Stored records:
══════════════════════════════
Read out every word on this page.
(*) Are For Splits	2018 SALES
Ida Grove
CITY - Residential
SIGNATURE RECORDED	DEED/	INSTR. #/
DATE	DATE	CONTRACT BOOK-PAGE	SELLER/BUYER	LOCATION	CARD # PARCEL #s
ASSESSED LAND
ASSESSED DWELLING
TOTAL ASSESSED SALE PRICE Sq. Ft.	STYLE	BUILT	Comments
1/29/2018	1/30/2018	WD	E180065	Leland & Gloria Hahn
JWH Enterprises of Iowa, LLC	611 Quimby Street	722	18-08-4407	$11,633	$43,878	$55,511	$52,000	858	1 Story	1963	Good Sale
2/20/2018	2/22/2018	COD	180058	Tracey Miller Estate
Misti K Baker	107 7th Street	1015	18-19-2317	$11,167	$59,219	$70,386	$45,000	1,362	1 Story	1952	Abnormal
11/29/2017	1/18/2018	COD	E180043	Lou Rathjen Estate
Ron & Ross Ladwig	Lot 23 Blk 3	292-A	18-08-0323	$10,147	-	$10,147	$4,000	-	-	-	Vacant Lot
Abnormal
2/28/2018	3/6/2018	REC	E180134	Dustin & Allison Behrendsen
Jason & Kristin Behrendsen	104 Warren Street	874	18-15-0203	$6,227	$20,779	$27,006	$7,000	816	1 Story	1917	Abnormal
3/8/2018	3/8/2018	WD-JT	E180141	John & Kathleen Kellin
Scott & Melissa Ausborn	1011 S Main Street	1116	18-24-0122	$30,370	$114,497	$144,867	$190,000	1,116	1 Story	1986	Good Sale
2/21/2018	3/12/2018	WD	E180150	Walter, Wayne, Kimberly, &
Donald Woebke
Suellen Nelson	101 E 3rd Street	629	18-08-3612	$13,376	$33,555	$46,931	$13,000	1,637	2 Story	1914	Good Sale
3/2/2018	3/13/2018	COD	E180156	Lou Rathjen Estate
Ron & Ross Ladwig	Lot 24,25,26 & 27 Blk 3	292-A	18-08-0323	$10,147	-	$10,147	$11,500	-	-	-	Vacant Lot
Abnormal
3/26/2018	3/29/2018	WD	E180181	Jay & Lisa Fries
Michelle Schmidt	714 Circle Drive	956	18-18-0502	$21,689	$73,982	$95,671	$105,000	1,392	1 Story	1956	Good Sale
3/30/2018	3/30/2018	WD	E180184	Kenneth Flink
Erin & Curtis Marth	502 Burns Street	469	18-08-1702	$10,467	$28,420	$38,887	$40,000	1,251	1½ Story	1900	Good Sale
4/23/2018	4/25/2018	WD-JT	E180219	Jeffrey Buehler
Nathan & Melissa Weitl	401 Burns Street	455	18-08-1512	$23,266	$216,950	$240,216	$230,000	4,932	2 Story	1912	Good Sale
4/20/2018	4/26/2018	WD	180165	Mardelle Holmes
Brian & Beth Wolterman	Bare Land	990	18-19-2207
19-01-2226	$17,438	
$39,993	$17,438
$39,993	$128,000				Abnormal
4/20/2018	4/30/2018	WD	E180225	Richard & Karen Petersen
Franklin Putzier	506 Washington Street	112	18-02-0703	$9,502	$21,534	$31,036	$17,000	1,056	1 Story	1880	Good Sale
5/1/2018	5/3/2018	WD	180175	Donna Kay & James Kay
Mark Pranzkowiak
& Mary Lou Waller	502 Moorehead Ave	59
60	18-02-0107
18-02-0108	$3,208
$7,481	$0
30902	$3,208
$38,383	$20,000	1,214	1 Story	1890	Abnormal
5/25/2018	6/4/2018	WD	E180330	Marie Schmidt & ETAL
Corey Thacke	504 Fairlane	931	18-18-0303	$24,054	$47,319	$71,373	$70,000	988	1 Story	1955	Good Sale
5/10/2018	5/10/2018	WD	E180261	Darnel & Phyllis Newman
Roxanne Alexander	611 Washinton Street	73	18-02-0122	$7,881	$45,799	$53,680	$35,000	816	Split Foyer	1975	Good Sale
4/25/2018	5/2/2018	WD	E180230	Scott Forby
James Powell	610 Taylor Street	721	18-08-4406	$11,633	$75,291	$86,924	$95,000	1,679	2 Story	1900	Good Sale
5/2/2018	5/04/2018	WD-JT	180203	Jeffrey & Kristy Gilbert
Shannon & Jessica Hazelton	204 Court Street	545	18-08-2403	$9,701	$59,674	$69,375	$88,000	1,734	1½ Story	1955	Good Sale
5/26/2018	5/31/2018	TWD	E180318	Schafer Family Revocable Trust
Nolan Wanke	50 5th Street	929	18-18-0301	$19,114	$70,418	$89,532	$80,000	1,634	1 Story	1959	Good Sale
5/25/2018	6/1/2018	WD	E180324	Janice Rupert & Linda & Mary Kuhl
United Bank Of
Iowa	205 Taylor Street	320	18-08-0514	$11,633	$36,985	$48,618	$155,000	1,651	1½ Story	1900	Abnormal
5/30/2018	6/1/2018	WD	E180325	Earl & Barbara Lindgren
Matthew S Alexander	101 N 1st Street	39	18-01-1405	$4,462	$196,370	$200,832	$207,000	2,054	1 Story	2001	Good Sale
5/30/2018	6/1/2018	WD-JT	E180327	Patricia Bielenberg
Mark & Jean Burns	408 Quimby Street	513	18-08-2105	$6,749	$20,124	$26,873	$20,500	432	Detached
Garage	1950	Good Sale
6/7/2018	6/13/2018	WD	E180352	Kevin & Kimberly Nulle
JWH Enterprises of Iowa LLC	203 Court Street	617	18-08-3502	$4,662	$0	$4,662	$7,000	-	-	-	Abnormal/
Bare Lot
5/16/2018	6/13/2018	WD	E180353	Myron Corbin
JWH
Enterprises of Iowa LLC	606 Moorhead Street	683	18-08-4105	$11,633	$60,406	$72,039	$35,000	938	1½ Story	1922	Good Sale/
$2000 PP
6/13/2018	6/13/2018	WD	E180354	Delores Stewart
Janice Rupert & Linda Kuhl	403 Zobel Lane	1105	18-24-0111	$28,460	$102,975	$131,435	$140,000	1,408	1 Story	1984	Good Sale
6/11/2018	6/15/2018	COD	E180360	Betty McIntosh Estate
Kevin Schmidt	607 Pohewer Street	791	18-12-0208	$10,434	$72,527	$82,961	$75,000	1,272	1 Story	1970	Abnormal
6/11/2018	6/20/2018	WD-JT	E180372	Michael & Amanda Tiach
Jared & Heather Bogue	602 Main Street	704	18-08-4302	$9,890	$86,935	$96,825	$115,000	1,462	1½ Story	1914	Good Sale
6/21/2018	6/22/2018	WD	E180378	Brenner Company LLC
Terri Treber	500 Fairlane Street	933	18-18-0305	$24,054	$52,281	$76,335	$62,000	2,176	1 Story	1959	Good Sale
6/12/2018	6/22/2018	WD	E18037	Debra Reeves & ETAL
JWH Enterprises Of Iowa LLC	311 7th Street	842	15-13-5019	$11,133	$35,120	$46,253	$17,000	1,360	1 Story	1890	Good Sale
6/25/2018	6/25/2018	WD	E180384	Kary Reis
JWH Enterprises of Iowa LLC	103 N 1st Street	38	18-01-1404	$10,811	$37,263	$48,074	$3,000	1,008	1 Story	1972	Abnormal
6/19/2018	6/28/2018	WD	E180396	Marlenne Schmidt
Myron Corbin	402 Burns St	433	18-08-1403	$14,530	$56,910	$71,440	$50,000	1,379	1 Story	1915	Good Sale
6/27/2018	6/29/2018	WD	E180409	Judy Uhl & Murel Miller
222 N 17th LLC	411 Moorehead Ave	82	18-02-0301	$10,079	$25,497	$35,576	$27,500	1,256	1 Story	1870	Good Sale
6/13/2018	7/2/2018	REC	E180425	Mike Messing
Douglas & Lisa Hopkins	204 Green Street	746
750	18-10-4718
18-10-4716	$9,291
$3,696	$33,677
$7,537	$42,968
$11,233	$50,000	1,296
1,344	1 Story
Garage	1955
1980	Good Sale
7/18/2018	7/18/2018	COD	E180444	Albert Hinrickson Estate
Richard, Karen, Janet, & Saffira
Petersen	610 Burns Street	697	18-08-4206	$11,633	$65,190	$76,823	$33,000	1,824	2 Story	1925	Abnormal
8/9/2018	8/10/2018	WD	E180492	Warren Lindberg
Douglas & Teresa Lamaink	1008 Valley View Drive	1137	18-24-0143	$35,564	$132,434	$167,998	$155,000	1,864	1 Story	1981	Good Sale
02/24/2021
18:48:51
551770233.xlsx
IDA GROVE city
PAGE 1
══════════════════════════════
| PROBLEM |
Each line in the entries above that includes the string "Fairlane" should be extracted.

| RESPONSE BELOW |
Corey Thacke	504 Fairlane	931	18-18-0303	$24,054	$47,319	$71,373	$70,000	988	1 Story	1955	Good Sale
Terri Treber	500 Fairlane Street	933	18-18-0305	$24,054	$52,281	$76,335	$62,000	2,176	1 Story	1959	Good Sale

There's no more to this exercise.